Required work | Return each line that holds the word "text".

───── Dataset records ─────

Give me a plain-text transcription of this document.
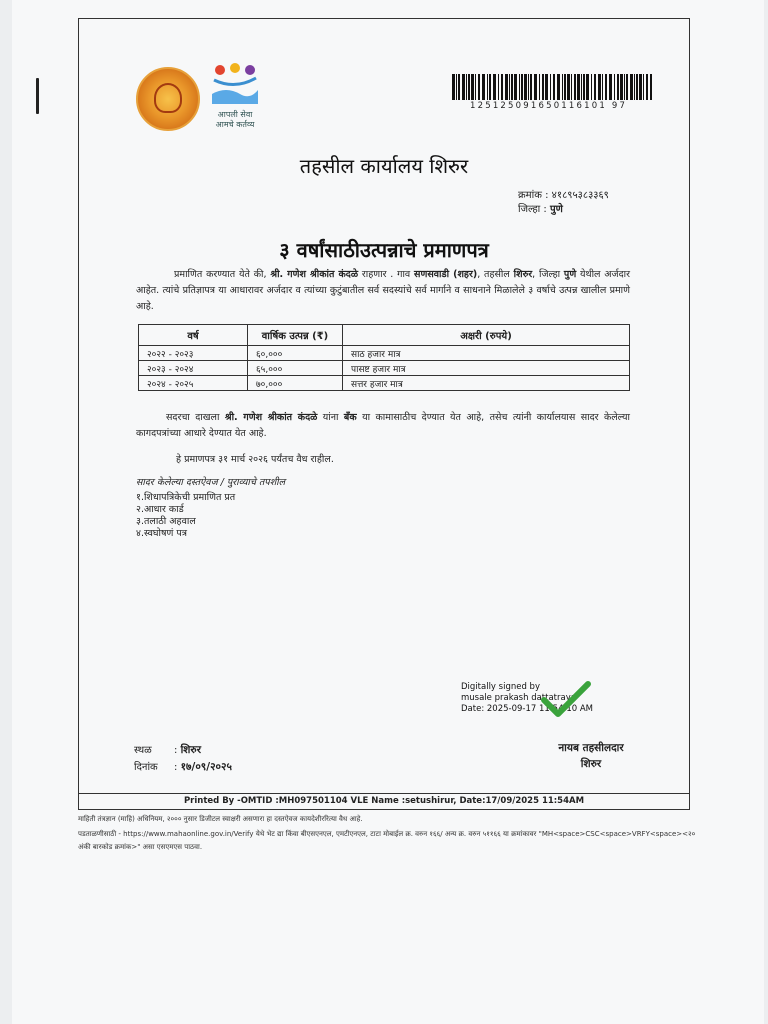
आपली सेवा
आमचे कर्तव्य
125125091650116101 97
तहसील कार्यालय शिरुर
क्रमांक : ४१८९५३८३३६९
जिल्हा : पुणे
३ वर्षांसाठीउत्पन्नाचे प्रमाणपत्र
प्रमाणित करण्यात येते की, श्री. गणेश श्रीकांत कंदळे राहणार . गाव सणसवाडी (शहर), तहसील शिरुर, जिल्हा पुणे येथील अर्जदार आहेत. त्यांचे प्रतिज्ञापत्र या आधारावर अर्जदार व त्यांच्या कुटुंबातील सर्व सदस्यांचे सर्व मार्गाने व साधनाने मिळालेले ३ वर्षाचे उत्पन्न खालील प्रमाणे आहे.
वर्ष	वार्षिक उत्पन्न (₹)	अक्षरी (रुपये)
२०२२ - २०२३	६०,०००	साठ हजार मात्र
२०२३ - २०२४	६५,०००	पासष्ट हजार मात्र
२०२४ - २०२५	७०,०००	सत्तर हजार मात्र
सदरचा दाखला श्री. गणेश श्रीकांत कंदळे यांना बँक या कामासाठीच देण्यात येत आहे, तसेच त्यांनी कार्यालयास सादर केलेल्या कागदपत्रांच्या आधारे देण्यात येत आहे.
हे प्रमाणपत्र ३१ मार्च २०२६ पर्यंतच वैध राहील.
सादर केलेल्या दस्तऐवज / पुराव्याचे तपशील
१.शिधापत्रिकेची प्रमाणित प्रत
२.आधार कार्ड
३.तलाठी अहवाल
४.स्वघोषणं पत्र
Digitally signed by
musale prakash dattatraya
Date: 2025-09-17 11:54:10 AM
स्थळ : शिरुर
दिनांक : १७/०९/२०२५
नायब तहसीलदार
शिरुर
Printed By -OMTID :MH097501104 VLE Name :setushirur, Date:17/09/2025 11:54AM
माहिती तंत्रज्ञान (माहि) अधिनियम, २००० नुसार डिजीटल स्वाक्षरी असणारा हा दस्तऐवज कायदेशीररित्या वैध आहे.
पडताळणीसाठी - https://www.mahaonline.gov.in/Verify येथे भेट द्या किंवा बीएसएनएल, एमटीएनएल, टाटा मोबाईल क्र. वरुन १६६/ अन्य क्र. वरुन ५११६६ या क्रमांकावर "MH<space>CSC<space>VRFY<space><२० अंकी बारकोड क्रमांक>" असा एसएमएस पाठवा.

─────
───── Dataset records ─────

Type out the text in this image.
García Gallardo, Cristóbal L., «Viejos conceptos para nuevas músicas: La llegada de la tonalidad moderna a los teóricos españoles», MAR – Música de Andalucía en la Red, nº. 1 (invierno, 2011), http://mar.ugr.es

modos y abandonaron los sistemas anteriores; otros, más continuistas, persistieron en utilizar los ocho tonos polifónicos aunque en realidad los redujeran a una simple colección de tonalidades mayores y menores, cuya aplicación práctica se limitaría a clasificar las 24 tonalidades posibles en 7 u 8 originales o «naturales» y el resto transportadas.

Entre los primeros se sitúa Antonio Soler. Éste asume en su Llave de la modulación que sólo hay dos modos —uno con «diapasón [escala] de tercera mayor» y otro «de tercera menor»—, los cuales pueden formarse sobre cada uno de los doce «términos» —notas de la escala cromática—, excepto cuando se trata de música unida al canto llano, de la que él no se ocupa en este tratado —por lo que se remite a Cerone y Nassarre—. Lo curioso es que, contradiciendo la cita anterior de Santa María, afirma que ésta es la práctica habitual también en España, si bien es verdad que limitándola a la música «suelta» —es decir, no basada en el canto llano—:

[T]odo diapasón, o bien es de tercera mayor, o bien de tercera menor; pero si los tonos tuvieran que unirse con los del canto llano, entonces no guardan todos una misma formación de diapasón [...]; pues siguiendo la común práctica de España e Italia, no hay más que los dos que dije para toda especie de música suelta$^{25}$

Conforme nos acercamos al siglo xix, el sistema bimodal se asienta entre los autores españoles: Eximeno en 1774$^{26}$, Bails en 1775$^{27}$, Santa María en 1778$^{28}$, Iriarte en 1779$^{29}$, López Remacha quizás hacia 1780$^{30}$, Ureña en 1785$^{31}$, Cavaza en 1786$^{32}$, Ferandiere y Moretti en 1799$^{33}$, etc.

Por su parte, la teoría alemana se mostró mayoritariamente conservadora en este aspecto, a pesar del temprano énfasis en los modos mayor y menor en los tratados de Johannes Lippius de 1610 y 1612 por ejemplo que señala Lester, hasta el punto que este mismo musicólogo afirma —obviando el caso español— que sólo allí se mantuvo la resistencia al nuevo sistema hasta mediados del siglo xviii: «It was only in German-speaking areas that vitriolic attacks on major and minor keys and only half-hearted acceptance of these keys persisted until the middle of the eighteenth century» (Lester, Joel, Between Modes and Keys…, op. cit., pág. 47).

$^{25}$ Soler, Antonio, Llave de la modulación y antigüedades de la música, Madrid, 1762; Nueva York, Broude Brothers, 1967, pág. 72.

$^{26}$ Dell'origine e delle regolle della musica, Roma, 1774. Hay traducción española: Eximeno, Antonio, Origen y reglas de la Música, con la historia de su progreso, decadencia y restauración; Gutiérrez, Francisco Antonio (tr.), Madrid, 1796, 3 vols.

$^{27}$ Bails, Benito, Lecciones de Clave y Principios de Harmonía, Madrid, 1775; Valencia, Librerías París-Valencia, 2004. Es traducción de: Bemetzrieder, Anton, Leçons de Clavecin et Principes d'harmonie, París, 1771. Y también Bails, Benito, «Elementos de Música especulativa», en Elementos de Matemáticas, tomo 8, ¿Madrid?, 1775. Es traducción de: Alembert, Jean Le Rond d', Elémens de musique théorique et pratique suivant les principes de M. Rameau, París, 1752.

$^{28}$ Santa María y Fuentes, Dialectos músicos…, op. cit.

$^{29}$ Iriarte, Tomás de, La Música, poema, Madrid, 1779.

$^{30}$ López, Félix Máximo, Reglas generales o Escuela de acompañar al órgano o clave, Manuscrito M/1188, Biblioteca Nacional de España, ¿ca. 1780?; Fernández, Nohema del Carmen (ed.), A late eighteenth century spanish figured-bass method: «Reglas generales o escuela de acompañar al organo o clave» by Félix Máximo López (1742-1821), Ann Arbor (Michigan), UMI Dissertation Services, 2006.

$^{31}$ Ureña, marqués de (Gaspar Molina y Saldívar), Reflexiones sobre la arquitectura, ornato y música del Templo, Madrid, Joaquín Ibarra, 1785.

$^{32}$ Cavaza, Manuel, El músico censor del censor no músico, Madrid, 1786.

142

─────

Problem solution |
Give me a plain-text transcription of this document.
Type out the text in this image.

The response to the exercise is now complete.